---- Extracted data

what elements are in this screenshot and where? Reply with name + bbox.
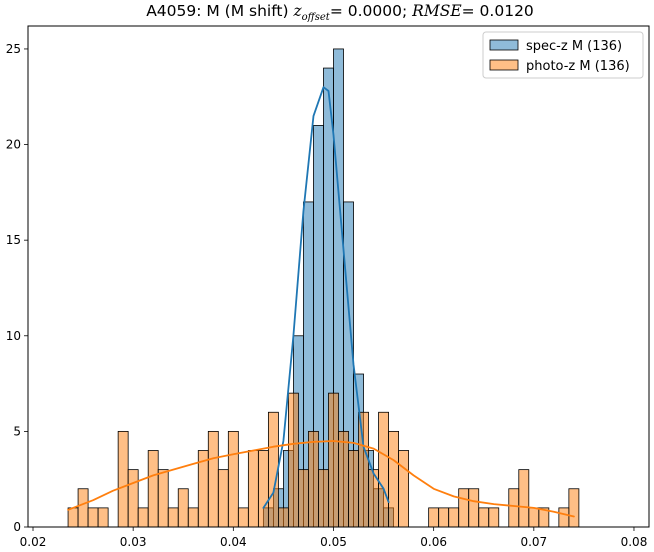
- y-tick-label: 15: [6, 233, 21, 247]
- histogram-bar-photo-z: [157, 469, 169, 528]
- histogram-bar-photo-z: [257, 450, 269, 528]
- histogram-bar-photo-z: [237, 507, 249, 528]
- x-tick-label: 0.02: [20, 535, 47, 549]
- y-tick-label: 5: [13, 424, 21, 438]
- x-tick-label: 0.08: [621, 535, 648, 549]
- histogram-bar-photo-z: [568, 488, 580, 528]
- legend-swatch: [489, 39, 519, 51]
- histogram-bar-photo-z: [187, 507, 199, 528]
- x-tick-label: 0.07: [520, 535, 547, 549]
- histogram-bar-photo-z: [448, 507, 460, 528]
- histogram-bar-photo-z: [318, 469, 329, 528]
- chart-title: A4059: M (M shift) zoffset= 0.0000; RMSE…: [0, 2, 654, 23]
- histogram-bar-photo-z: [308, 430, 319, 528]
- histogram-bar-photo-z: [207, 430, 219, 528]
- x-tick-label: 0.03: [120, 535, 147, 549]
- kde-layer: [67, 86, 575, 518]
- y-tick-label: 20: [6, 138, 21, 152]
- histogram-bar-photo-z: [298, 469, 309, 528]
- histogram-bar-photo-z: [458, 488, 470, 528]
- plot-frame: [27, 25, 650, 528]
- y-tick-label: 10: [6, 329, 21, 343]
- legend-label: photo-z M (136): [526, 59, 630, 74]
- histogram-bar-photo-z: [558, 507, 570, 528]
- histogram-bar-photo-z: [338, 430, 349, 528]
- histogram-bar-photo-z: [428, 507, 440, 528]
- x-tick-label: 0.04: [220, 535, 247, 549]
- histogram-bar-photo-z: [87, 507, 99, 528]
- histogram-bar-photo-z: [488, 507, 500, 528]
- histogram-bar-photo-z: [288, 392, 299, 528]
- legend-swatch: [489, 59, 519, 71]
- histogram-bar-photo-z: [378, 411, 389, 528]
- histogram-bar-photo-z: [358, 411, 369, 528]
- y-tick-label: 0: [13, 520, 21, 534]
- histogram-bar-photo-z: [137, 507, 149, 528]
- title-rmse-value: = 0.0120: [461, 2, 534, 20]
- x-axis: 0.02 0.03 0.04 0.05 0.06 0.07 0.08: [20, 527, 648, 549]
- title-rmse-symbol: RMSE: [412, 2, 462, 20]
- histogram-bar-photo-z: [398, 450, 410, 528]
- histogram-bar-photo-z: [227, 430, 239, 528]
- x-tick-label: 0.05: [320, 535, 347, 549]
- histogram-bar-photo-z: [127, 469, 139, 528]
- bars-layer: [67, 48, 580, 528]
- histogram-bar-photo-z: [147, 450, 159, 528]
- histogram-bar-photo-z: [528, 507, 540, 528]
- title-offset-symbol: z: [293, 2, 302, 20]
- legend-label: spec-z M (136): [526, 39, 622, 54]
- legend: spec-z M (136) photo-z M (136): [482, 31, 644, 79]
- y-tick-label: 25: [6, 42, 21, 56]
- histogram-bar-photo-z: [117, 430, 129, 528]
- histogram-bar-photo-z: [328, 392, 339, 528]
- histogram-bar-photo-z: [438, 507, 450, 528]
- histogram-bar-photo-z: [278, 507, 289, 528]
- title-separator: ;: [402, 2, 413, 20]
- histogram-bar-photo-z: [77, 488, 89, 528]
- histogram-bar-photo-z: [177, 488, 189, 528]
- histogram-bar-photo-z: [67, 507, 79, 528]
- histogram-bar-photo-z: [468, 488, 480, 528]
- y-axis: 0 5 10 15 20 25: [6, 42, 28, 534]
- histogram-bar-photo-z: [167, 507, 179, 528]
- histogram-bar-photo-z: [388, 430, 399, 528]
- x-tick-label: 0.06: [420, 535, 447, 549]
- title-offset-value: = 0.0000: [329, 2, 402, 20]
- histogram-bar-photo-z: [348, 450, 359, 528]
- title-offset-subscript: offset: [301, 12, 330, 24]
- legend-box: [482, 31, 644, 79]
- histogram-bar-photo-z: [518, 469, 530, 528]
- kde-line-spec-z: [262, 86, 390, 509]
- title-prefix: A4059: M (M shift): [146, 2, 294, 20]
- histogram-bar-photo-z: [247, 450, 259, 528]
- kde-line-photo-z: [67, 440, 575, 518]
- histogram-bar-photo-z: [508, 488, 520, 528]
- histogram-bar-photo-z: [217, 469, 229, 528]
- histogram-bar-photo-z: [97, 507, 109, 528]
- histogram-bar-photo-z: [267, 411, 279, 528]
- histogram-bar-photo-z: [478, 507, 490, 528]
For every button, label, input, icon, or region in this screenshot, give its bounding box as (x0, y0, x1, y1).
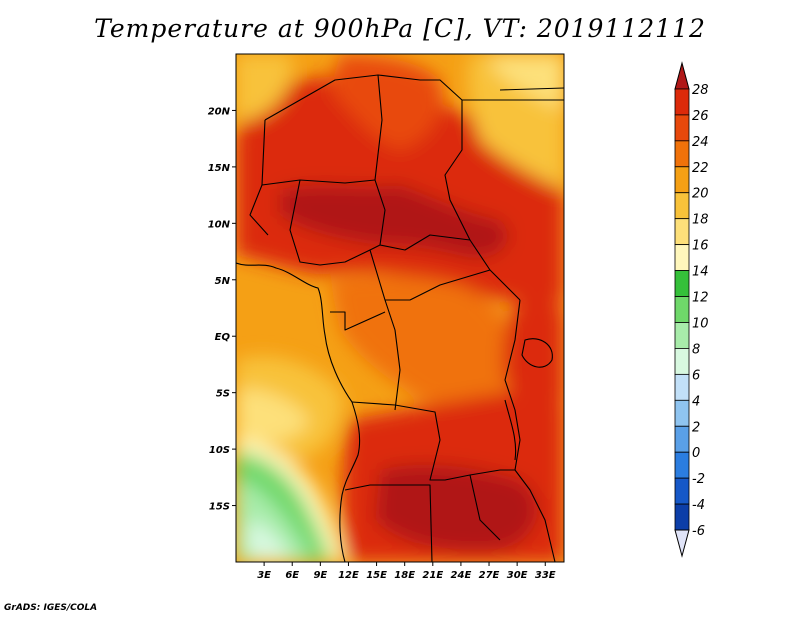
colorbar-label: 18 (692, 213, 709, 228)
border-north-sudan (462, 87, 564, 101)
lon-tick-label: 21E (422, 570, 443, 581)
field-benguela-coldest (246, 520, 292, 562)
lon-tick-label: 33E (535, 570, 556, 581)
colorbar-box (674, 140, 690, 168)
colorbar-label: 0 (692, 446, 700, 461)
colorbar-box (674, 218, 690, 246)
longitude-axis: 3E 6E 9E 12E 15E 18E 21E 24E 27E 30E 33E (257, 562, 556, 581)
field-northwest-cool (236, 54, 293, 120)
colorbar-label: 6 (692, 368, 700, 383)
colorbar-label: 22 (692, 161, 709, 176)
colorbar-box (674, 270, 690, 297)
colorbar-box (674, 88, 690, 116)
border-nigeria (289, 179, 471, 266)
colorbar-label: 14 (692, 265, 709, 280)
lon-tick-label: 12E (338, 570, 359, 581)
lat-tick-label: 10S (209, 445, 230, 456)
colorbar-box (674, 451, 690, 479)
colorbar-label: 26 (692, 109, 709, 124)
colorbar-box (674, 192, 690, 220)
temperature-field (236, 54, 564, 562)
field-northeast-light (490, 54, 564, 110)
colorbar-box (674, 322, 690, 349)
colorbar-label: 16 (692, 239, 709, 254)
field-atlantic-light (236, 389, 310, 445)
colorbar-label: -2 (692, 472, 705, 487)
field-east-hot (503, 298, 564, 404)
colorbar-label: 4 (692, 394, 700, 409)
border-southeast (469, 469, 556, 562)
lat-tick-label: 15S (209, 502, 230, 513)
field-north-moderate (330, 55, 443, 150)
lon-tick-label: 6E (285, 570, 299, 581)
border-sudan-chad (444, 100, 491, 271)
lat-tick-label: 5S (216, 389, 230, 400)
colorbar-label: 24 (692, 135, 709, 150)
latitude-axis: 20N 15N 10N 5N EQ 5S 10S 15S (208, 106, 236, 513)
lat-tick-label: 5N (215, 276, 231, 287)
lat-tick-label: EQ (215, 332, 231, 343)
colorbar-label: -6 (692, 524, 705, 539)
field-sahel-core (280, 185, 509, 259)
field-equatorial (330, 274, 513, 409)
colorbar-box (674, 503, 690, 531)
chart-title: Temperature at 900hPa [C], VT: 201911211… (94, 14, 706, 43)
lon-tick-label: 3E (257, 570, 271, 581)
lon-tick-label: 15E (366, 570, 387, 581)
map-frame (235, 53, 565, 563)
colorbar-box (674, 348, 690, 375)
lon-tick-label: 30E (507, 570, 528, 581)
colorbar-label: 12 (692, 291, 709, 306)
colorbar-label: 8 (692, 342, 700, 357)
coastlines-borders (236, 74, 564, 562)
colorbar-top-triangle (674, 61, 690, 90)
colorbar-label: 28 (692, 83, 709, 98)
colorbar-box (674, 114, 690, 142)
lon-tick-label: 24E (451, 570, 472, 581)
lat-tick-label: 20N (208, 106, 231, 117)
colorbar-box (674, 425, 690, 453)
colorbar-label: 2 (692, 420, 700, 435)
colorbar-box (674, 296, 690, 323)
border-congo (330, 299, 401, 411)
colorbar-box (674, 244, 690, 271)
colorbar-box (674, 166, 690, 194)
colorbar-box (674, 477, 690, 505)
coastline-west-africa (236, 262, 361, 562)
lake-tanganyika (504, 399, 517, 461)
credit-text: GrADS: IGES/COLA (4, 603, 98, 613)
lon-tick-label: 9E (313, 570, 327, 581)
lon-tick-label: 27E (479, 570, 500, 581)
field-south-core (375, 464, 538, 552)
colorbar-box (674, 373, 690, 401)
border-namibia (344, 484, 433, 562)
lon-tick-label: 18E (394, 570, 415, 581)
border-car (369, 249, 521, 301)
colorbar-label: -4 (692, 498, 705, 513)
colorbar-bottom-triangle (674, 529, 690, 558)
colorbar-label: 10 (692, 316, 709, 331)
colorbar-box (674, 399, 690, 427)
border-drc-east (504, 299, 521, 471)
lake-victoria (521, 338, 553, 368)
border-angola (351, 401, 515, 481)
lat-tick-label: 10N (208, 219, 231, 230)
lat-tick-label: 15N (208, 163, 231, 174)
colorbar-label: 20 (692, 187, 709, 202)
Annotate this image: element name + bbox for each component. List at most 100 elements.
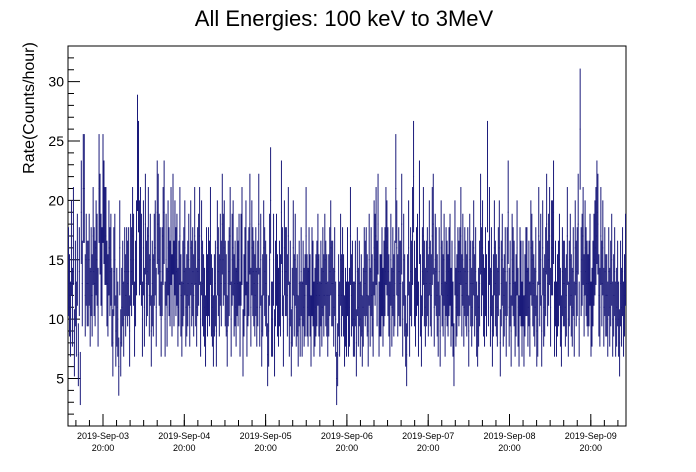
data-point (138, 200, 140, 296)
data-point (116, 267, 118, 347)
data-point (409, 281, 411, 357)
data-point (582, 187, 584, 285)
data-point (449, 213, 451, 306)
data-point (430, 254, 432, 337)
data-point (104, 187, 106, 285)
data-point (440, 200, 442, 296)
data-point (312, 240, 314, 327)
data-point (476, 281, 478, 357)
data-point (96, 213, 98, 306)
data-point (400, 240, 402, 327)
data-point (68, 254, 70, 337)
data-point (406, 323, 408, 387)
data-point (296, 254, 298, 337)
data-point (278, 240, 280, 327)
data-point (282, 295, 284, 367)
data-point (522, 240, 524, 327)
data-point (550, 267, 552, 347)
data-point (222, 213, 224, 306)
data-point (367, 295, 369, 367)
data-point (424, 267, 426, 347)
data-point (415, 267, 417, 347)
data-point (477, 295, 479, 367)
data-point (391, 267, 393, 347)
data-point (547, 240, 549, 327)
data-point (276, 254, 278, 337)
data-point (169, 240, 171, 327)
data-point (530, 200, 532, 296)
data-point (359, 281, 361, 357)
data-point (310, 295, 312, 367)
data-point (617, 240, 619, 327)
data-point (186, 254, 188, 337)
data-point (86, 240, 88, 327)
data-point (117, 281, 119, 357)
data-point (149, 213, 151, 306)
data-point (72, 187, 74, 285)
data-point (554, 281, 556, 357)
data-point (503, 254, 505, 337)
data-point (209, 187, 211, 285)
data-point (475, 227, 477, 317)
data-point (185, 267, 187, 347)
data-point (548, 213, 550, 306)
data-point (350, 254, 352, 337)
data-point (142, 200, 144, 296)
data-point (147, 187, 149, 285)
data-point (576, 227, 578, 317)
data-point (308, 227, 310, 317)
data-point (303, 267, 305, 347)
data-point (212, 295, 214, 367)
data-point (491, 295, 493, 367)
data-point (194, 187, 196, 285)
data-point (248, 227, 250, 317)
data-point (601, 240, 603, 327)
data-point (456, 254, 458, 337)
data-point (428, 200, 430, 296)
data-point (594, 200, 596, 296)
data-point (498, 200, 500, 296)
data-point (578, 281, 580, 357)
data-point (161, 227, 163, 317)
data-point (574, 200, 576, 296)
data-point (320, 240, 322, 327)
data-point (93, 227, 95, 317)
data-point (518, 295, 520, 367)
data-point (425, 240, 427, 327)
data-point (292, 200, 294, 296)
data-point (577, 173, 579, 275)
data-point (416, 213, 418, 306)
data-point (342, 227, 344, 317)
data-point (168, 227, 170, 317)
data-point (73, 309, 75, 377)
data-point (457, 227, 459, 317)
data-point (321, 267, 323, 347)
data-point (217, 227, 219, 317)
data-point (580, 227, 582, 317)
data-point (469, 213, 471, 306)
data-point (541, 295, 543, 367)
data-point (305, 187, 307, 285)
data-point (148, 254, 150, 337)
data-point (215, 295, 217, 367)
data-point (544, 254, 546, 337)
data-point (536, 295, 538, 367)
data-point (103, 160, 105, 265)
data-point (438, 227, 440, 317)
data-point (429, 240, 431, 327)
data-point (368, 213, 370, 306)
data-point (489, 267, 491, 347)
data-point (192, 227, 194, 317)
x-tick-label-date: 2019-Sep-07 (402, 431, 454, 441)
data-point (545, 227, 547, 317)
data-point (274, 309, 276, 377)
data-point (91, 254, 93, 337)
data-point (154, 200, 156, 296)
data-point (525, 227, 527, 317)
data-point (408, 200, 410, 296)
data-point (353, 281, 355, 357)
data-point (523, 295, 525, 367)
y-tick-label: 25 (48, 133, 64, 149)
data-point (472, 240, 474, 327)
data-point (338, 254, 340, 337)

--------

### What is needed:
Reproduce verbatim the entry lines starting at the line that contains "- y-tick-label: 15: [6, 233, 21, 247]" and stopping after the line that contains "- x-tick-label: 0.07: [520, 535, 547, 549]", both included.

### The completed task:
- y-tick-label: 15: [6, 233, 21, 247]
- histogram-bar-photo-z: [157, 469, 169, 528]
- histogram-bar-photo-z: [257, 450, 269, 528]
- histogram-bar-photo-z: [237, 507, 249, 528]
- x-tick-label: 0.02: [20, 535, 47, 549]
- y-tick-label: 5: [13, 424, 21, 438]
- x-tick-label: 0.08: [621, 535, 648, 549]
- histogram-bar-photo-z: [568, 488, 580, 528]
- legend-swatch: [489, 39, 519, 51]
- histogram-bar-photo-z: [187, 507, 199, 528]
- x-tick-label: 0.07: [520, 535, 547, 549]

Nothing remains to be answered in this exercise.